WHAT THE TASK REQUIRES:
Wherever the word "VSAC" turns up in a line of the entries, copy that line.
-- start RECORDS TO USE --
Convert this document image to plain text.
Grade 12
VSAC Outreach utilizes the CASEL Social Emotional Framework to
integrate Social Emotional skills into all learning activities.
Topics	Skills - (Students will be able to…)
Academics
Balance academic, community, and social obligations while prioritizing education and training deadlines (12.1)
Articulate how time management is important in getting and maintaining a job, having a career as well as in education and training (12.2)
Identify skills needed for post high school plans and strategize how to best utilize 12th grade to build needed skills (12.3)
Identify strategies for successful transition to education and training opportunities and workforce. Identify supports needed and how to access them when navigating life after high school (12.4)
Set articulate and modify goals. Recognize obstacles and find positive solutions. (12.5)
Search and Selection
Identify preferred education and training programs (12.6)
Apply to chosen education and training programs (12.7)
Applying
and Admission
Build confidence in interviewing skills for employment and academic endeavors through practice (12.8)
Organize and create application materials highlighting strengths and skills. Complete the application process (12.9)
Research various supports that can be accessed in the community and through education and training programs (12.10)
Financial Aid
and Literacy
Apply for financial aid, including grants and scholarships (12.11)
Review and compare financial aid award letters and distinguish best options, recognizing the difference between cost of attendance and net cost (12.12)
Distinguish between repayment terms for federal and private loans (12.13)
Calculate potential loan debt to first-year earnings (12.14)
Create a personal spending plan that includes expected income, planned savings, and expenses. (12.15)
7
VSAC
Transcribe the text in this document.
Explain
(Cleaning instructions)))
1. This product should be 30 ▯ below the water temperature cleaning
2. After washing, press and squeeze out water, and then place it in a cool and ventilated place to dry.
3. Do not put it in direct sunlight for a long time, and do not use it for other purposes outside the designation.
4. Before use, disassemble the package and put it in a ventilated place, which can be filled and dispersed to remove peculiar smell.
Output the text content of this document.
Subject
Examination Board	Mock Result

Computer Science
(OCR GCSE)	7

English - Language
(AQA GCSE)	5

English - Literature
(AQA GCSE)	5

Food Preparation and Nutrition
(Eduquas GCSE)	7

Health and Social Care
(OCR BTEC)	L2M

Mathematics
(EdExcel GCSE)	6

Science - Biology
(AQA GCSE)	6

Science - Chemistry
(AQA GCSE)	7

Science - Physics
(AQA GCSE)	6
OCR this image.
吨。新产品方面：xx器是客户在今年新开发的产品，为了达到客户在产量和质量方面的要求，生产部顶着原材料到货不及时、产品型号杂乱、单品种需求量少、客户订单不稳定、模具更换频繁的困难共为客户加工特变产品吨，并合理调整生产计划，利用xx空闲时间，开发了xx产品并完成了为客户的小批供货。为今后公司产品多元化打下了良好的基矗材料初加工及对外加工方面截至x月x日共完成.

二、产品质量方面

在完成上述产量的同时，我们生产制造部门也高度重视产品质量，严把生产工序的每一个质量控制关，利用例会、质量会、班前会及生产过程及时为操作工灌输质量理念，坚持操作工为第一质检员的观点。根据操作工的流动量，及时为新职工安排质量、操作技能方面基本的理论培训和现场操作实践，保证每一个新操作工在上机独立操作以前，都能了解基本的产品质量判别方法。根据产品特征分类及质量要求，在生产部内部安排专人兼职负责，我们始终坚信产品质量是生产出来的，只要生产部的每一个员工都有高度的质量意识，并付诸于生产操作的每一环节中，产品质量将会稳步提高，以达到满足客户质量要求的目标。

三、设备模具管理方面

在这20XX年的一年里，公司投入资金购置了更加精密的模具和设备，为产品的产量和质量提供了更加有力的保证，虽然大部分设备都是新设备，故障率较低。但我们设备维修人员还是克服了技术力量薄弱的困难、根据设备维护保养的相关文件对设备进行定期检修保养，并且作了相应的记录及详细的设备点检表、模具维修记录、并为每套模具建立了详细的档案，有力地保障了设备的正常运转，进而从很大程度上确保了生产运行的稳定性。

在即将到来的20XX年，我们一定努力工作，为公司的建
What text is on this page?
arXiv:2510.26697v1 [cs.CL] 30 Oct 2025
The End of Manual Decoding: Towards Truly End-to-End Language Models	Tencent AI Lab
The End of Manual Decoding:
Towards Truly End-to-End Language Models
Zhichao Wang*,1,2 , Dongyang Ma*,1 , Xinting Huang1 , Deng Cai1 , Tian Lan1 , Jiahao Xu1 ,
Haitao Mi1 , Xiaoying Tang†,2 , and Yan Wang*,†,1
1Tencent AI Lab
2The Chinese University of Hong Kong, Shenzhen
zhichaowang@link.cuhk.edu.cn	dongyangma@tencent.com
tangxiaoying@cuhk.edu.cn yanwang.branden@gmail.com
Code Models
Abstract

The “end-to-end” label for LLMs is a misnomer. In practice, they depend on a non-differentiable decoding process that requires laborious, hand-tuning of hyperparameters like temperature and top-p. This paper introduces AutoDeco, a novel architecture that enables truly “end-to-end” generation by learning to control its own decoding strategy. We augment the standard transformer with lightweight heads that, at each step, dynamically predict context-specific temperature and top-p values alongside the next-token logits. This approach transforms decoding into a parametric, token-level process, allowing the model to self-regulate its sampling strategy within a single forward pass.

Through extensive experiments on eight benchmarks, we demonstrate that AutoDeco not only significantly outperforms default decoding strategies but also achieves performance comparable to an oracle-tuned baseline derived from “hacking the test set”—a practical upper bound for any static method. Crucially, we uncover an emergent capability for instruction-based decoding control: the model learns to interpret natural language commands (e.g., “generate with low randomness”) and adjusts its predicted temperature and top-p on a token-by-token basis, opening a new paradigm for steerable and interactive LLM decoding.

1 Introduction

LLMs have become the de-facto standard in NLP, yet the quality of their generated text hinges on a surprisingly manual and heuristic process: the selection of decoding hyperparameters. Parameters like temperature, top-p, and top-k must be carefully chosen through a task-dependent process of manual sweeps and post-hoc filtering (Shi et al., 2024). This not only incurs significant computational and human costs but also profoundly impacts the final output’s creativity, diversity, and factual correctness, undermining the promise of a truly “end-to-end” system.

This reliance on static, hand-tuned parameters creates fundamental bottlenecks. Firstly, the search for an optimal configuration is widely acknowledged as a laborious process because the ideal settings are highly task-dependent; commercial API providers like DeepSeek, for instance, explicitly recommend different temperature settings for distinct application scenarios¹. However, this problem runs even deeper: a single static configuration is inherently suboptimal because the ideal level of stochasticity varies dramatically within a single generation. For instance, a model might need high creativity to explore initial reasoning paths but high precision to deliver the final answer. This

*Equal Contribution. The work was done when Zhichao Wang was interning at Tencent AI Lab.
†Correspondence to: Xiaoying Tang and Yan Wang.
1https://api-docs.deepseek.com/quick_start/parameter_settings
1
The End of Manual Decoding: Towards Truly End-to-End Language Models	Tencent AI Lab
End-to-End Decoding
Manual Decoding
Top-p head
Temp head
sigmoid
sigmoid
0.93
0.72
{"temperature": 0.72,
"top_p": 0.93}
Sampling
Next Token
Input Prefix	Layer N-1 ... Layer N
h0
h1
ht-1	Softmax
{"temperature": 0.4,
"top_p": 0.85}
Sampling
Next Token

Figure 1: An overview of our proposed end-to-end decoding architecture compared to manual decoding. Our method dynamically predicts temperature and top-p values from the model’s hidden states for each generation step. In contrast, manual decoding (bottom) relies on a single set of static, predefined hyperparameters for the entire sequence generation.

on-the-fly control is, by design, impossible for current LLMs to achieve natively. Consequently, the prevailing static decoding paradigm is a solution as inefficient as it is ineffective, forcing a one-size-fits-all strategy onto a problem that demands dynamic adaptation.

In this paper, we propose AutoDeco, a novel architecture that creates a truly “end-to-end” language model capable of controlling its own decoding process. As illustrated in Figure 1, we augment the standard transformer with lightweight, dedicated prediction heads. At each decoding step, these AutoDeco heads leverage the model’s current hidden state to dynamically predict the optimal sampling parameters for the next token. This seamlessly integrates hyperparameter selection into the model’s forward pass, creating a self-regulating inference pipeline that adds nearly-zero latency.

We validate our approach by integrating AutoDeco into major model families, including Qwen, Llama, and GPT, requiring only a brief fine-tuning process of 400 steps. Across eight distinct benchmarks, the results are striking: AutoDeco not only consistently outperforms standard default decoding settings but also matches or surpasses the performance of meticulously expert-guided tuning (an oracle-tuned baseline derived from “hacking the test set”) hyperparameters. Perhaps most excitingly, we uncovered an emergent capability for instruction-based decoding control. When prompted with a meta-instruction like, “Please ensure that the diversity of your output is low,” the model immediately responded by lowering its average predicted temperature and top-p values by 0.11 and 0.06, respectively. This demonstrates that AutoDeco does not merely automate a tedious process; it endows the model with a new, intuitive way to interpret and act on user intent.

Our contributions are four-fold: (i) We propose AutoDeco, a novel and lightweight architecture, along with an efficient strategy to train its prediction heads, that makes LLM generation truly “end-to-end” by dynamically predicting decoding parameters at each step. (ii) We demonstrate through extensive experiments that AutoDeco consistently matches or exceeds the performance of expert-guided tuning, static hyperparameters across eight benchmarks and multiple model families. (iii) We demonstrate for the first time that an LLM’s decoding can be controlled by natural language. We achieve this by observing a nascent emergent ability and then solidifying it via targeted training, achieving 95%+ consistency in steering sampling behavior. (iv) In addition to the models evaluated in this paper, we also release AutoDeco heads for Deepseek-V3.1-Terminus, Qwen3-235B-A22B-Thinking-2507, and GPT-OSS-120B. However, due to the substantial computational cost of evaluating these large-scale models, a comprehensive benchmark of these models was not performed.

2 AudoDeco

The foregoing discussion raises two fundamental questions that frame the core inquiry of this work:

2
-- end RECORDS TO USE --
RESULT OF THE TASK:
VSAC Outreach utilizes the CASEL Social Emotional Framework to
VSAC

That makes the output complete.